▸ Source data
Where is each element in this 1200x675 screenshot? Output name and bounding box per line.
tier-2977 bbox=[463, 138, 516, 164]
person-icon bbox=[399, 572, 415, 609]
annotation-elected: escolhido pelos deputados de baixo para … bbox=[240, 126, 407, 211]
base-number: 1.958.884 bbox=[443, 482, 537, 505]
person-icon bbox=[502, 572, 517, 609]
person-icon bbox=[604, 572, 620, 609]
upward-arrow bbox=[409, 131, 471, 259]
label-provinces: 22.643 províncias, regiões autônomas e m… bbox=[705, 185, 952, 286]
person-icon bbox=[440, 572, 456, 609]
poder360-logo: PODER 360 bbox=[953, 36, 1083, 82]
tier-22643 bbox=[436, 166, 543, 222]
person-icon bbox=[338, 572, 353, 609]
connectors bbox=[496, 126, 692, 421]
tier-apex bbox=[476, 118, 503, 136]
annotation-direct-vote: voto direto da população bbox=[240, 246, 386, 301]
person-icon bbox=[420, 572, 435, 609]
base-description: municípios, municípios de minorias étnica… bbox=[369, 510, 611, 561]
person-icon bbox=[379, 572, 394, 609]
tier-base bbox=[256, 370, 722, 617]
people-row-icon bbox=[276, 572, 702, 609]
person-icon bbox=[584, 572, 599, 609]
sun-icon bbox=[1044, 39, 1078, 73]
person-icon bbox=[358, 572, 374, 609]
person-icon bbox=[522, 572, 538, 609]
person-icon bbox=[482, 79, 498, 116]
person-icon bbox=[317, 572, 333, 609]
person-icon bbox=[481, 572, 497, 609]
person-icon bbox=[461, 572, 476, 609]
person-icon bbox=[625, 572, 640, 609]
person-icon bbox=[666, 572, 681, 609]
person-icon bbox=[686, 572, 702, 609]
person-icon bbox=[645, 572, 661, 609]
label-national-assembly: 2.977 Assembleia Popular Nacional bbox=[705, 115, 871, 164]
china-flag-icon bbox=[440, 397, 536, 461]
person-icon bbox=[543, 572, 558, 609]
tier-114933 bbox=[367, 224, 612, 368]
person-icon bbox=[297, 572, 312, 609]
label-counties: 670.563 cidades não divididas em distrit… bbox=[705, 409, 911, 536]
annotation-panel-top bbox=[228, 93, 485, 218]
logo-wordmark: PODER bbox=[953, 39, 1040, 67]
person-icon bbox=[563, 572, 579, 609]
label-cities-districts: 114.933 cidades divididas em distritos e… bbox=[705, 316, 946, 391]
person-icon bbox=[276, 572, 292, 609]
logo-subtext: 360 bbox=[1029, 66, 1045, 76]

▸ Problem statement
Identify every line of the records above that contains the string "divididas", treating uppercase and lowercase letters as different.

▸ Written solution
label-counties: 670.563 cidades não divididas em distrit… bbox=[705, 409, 911, 536]
label-cities-districts: 114.933 cidades divididas em distritos e… bbox=[705, 316, 946, 391]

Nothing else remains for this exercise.